====== DATASET EXTRACT

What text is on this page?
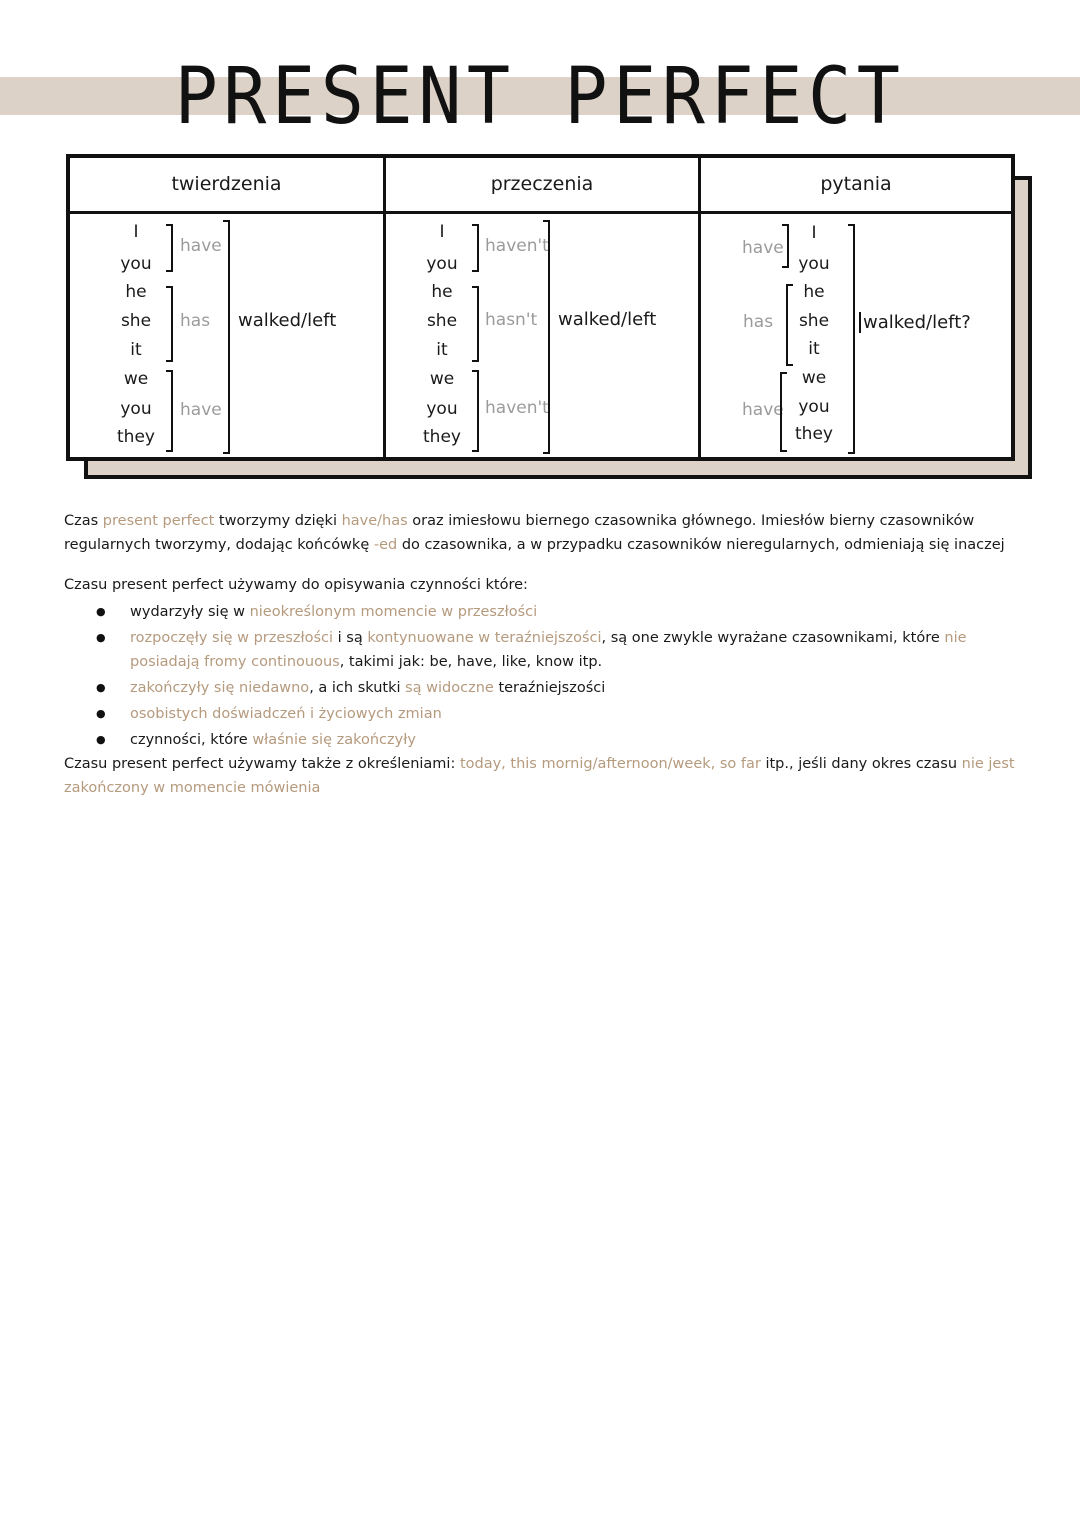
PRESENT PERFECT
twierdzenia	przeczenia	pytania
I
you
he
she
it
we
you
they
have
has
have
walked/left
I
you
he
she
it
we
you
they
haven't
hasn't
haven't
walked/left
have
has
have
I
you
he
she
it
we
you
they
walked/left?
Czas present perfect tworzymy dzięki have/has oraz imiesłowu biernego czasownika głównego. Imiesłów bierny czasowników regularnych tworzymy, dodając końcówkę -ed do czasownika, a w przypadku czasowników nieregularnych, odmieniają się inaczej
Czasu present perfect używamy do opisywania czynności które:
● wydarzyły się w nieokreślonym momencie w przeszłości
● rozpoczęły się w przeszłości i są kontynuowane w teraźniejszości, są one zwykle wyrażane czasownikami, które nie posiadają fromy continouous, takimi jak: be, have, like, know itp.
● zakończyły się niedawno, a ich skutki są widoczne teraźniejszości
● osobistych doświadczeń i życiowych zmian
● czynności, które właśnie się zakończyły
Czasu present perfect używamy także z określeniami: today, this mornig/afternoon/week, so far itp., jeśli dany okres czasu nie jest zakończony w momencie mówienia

============
====== DATASET EXTRACT

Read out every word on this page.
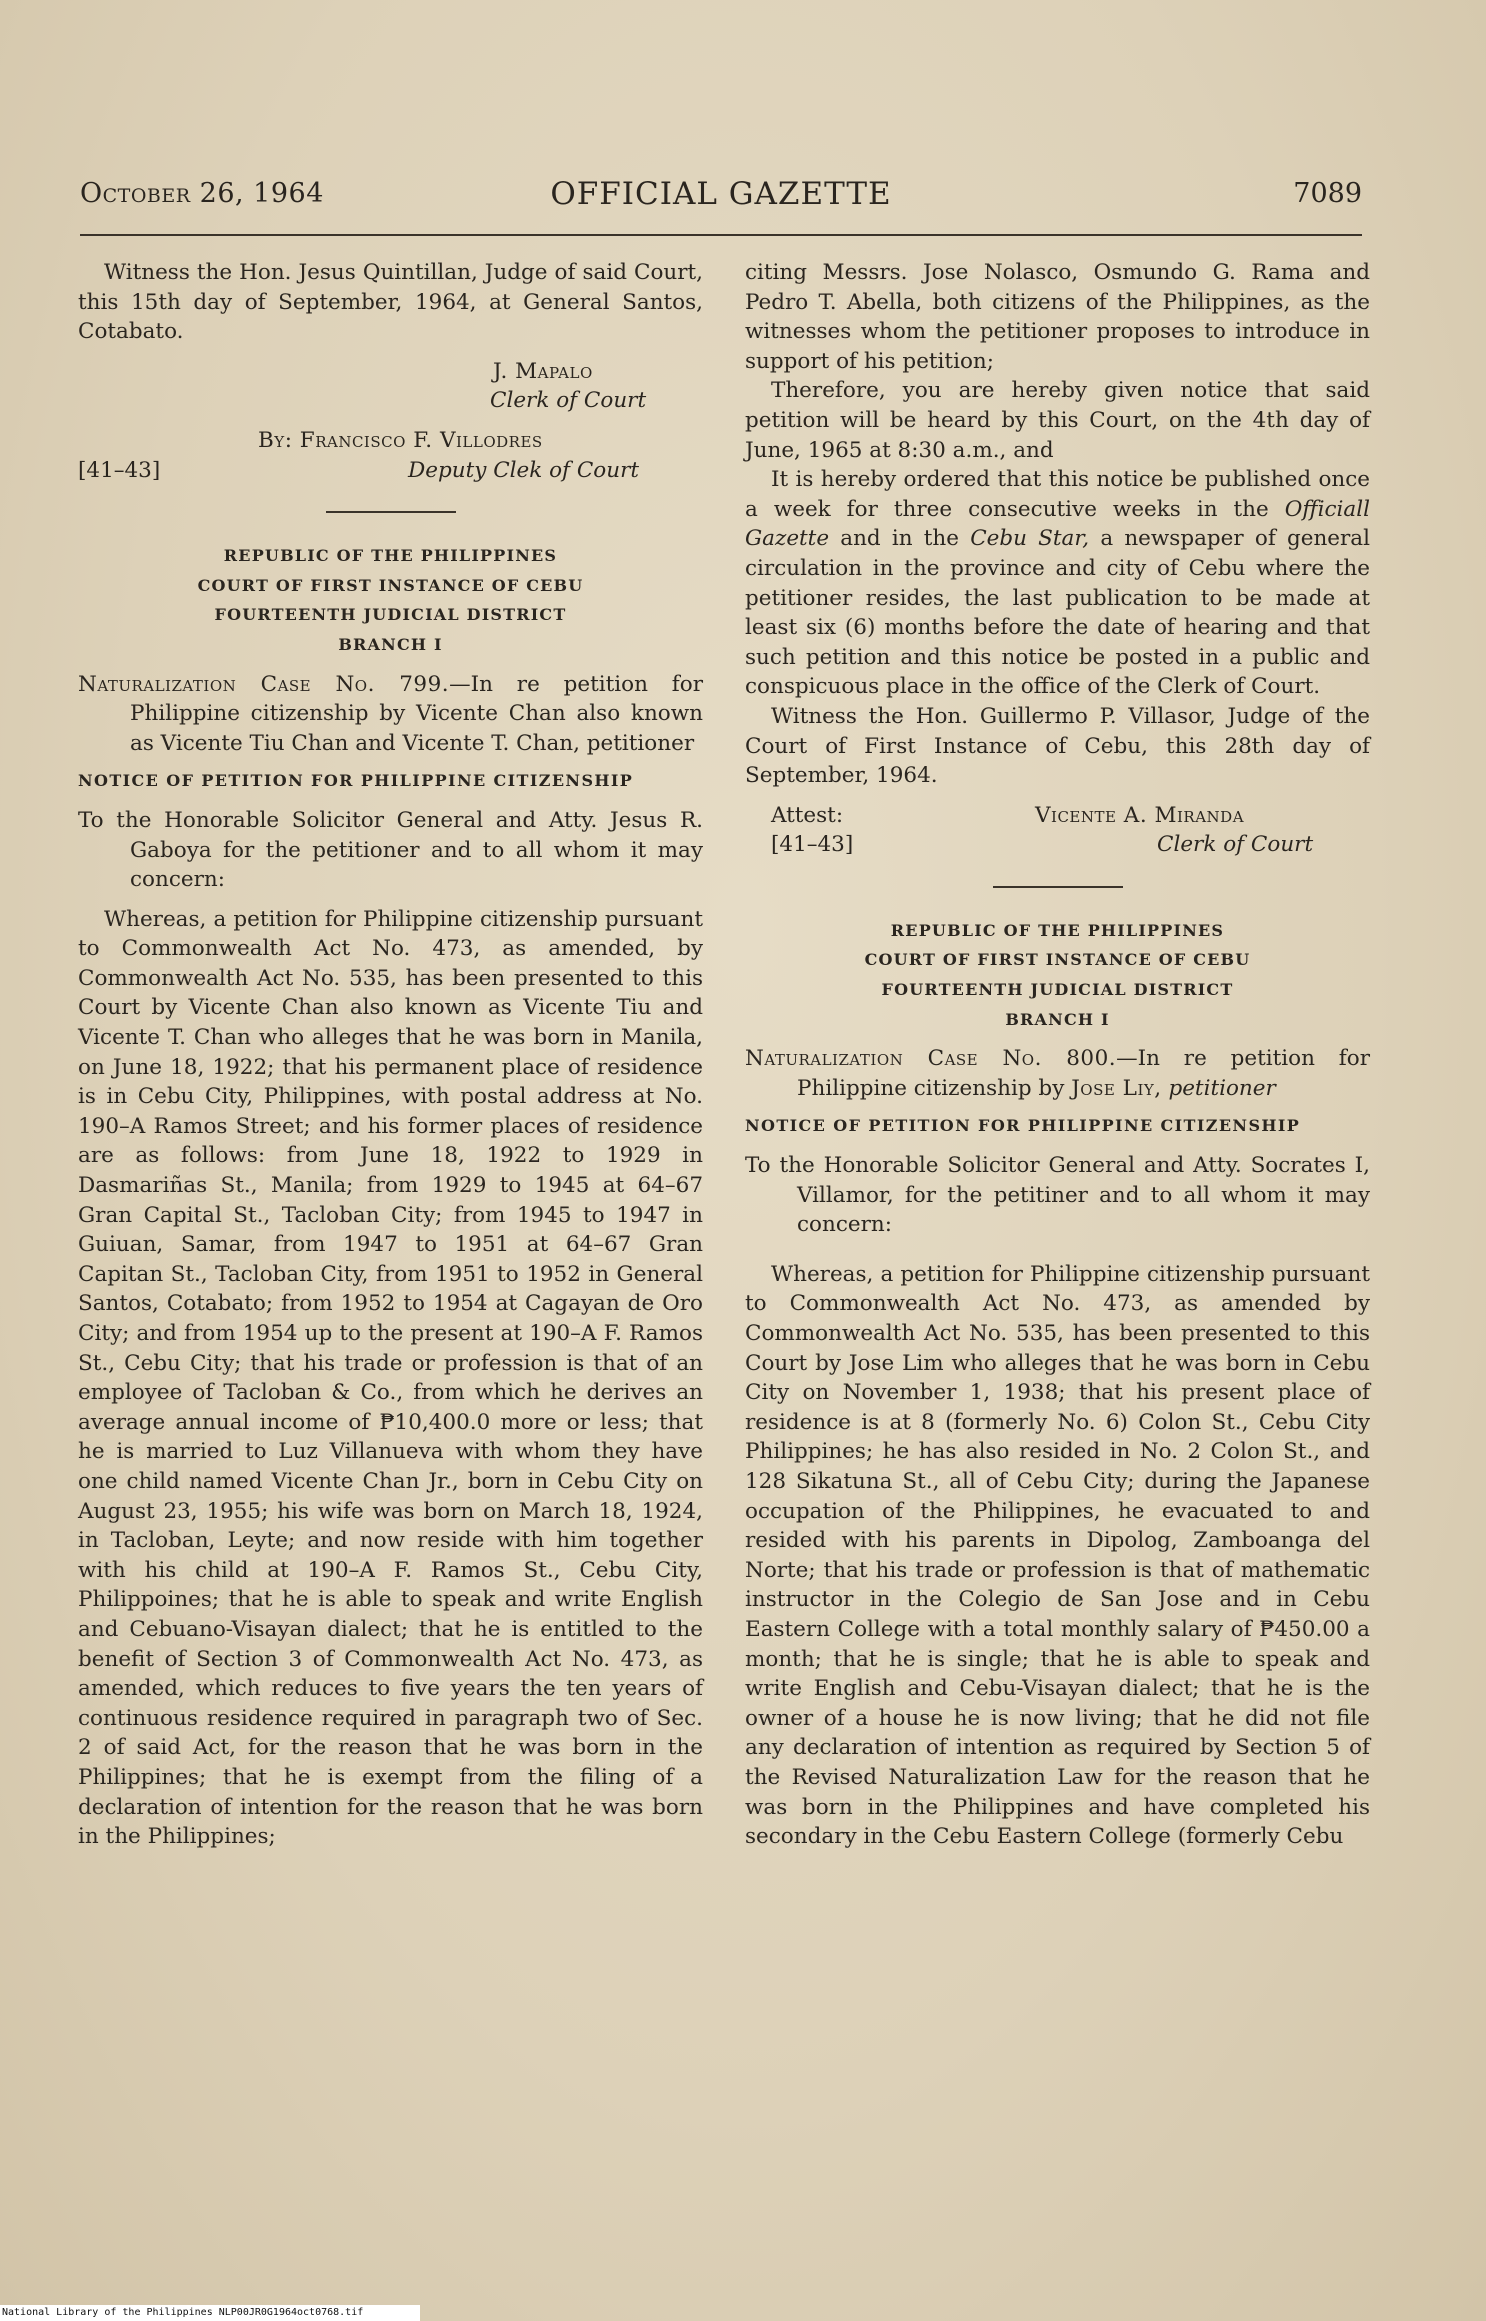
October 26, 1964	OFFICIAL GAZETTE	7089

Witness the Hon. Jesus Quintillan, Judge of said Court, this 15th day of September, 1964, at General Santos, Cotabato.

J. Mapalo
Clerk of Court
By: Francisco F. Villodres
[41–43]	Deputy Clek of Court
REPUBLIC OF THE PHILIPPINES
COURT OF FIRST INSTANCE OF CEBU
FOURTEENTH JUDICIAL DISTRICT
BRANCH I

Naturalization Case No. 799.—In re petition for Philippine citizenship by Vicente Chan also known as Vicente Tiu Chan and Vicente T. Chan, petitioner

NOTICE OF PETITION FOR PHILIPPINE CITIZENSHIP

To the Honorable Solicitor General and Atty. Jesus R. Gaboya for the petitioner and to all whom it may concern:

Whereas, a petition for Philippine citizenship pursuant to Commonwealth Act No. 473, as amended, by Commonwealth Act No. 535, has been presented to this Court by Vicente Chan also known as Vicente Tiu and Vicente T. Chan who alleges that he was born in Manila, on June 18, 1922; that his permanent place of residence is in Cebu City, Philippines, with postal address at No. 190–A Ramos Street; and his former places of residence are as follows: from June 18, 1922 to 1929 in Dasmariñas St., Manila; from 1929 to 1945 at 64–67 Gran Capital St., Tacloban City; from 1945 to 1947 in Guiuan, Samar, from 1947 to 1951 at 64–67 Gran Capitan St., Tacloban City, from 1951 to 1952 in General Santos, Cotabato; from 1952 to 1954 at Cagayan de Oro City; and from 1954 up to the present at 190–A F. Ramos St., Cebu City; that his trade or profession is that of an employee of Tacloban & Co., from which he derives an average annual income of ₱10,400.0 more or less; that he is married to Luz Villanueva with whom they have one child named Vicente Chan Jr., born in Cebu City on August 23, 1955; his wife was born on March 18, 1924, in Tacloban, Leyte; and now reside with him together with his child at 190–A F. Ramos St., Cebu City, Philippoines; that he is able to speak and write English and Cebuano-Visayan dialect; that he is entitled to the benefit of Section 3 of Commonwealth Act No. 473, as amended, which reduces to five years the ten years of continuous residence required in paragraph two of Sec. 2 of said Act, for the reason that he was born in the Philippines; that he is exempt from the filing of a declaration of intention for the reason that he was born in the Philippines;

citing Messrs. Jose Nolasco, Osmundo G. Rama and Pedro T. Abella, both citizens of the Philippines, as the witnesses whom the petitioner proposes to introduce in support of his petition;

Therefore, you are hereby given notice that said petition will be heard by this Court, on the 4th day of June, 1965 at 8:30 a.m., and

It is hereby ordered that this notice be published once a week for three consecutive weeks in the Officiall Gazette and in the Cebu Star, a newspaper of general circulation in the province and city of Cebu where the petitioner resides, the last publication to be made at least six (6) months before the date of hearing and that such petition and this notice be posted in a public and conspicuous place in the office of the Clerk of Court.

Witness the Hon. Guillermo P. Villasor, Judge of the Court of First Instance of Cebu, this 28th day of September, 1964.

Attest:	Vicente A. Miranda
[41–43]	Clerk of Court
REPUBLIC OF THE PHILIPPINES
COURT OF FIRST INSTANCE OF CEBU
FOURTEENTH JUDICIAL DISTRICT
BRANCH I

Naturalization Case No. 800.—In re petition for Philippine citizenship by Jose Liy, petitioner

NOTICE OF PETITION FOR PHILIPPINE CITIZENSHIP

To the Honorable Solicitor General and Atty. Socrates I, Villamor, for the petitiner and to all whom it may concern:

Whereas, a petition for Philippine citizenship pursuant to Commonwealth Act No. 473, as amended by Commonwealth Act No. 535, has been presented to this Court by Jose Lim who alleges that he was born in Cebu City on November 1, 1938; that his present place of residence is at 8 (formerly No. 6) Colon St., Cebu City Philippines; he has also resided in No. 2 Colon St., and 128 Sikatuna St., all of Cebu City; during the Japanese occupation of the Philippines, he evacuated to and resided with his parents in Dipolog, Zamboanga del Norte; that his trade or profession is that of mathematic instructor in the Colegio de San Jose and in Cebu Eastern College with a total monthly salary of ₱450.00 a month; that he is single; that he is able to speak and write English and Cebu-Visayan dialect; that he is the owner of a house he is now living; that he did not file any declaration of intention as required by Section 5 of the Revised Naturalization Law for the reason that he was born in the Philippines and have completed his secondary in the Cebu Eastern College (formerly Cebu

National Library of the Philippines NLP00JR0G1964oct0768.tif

============
====== DATASET EXTRACT

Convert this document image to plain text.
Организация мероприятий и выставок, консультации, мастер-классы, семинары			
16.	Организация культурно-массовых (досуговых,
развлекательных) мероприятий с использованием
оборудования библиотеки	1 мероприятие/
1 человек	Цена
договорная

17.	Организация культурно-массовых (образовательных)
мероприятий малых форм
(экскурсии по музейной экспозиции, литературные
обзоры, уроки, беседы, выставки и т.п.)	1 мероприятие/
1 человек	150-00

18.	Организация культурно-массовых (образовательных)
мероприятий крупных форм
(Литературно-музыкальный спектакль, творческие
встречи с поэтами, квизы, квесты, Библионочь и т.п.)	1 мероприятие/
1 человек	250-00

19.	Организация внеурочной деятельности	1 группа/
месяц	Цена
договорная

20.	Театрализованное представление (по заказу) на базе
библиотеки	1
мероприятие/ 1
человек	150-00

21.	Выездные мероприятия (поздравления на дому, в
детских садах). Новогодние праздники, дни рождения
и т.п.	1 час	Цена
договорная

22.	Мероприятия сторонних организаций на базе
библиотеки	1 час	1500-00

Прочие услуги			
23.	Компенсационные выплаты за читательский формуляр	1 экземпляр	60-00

============

WHAT THE EXERCISE ASKS: Select all lines with the word "Solicitor" from the entries above.

EXERCISE RESULT:
To the Honorable Solicitor General and Atty. Jesus R. Gaboya for the petitioner and to all whom it may concern:
To the Honorable Solicitor General and Atty. Socrates I, Villamor, for the petitiner and to all whom it may concern:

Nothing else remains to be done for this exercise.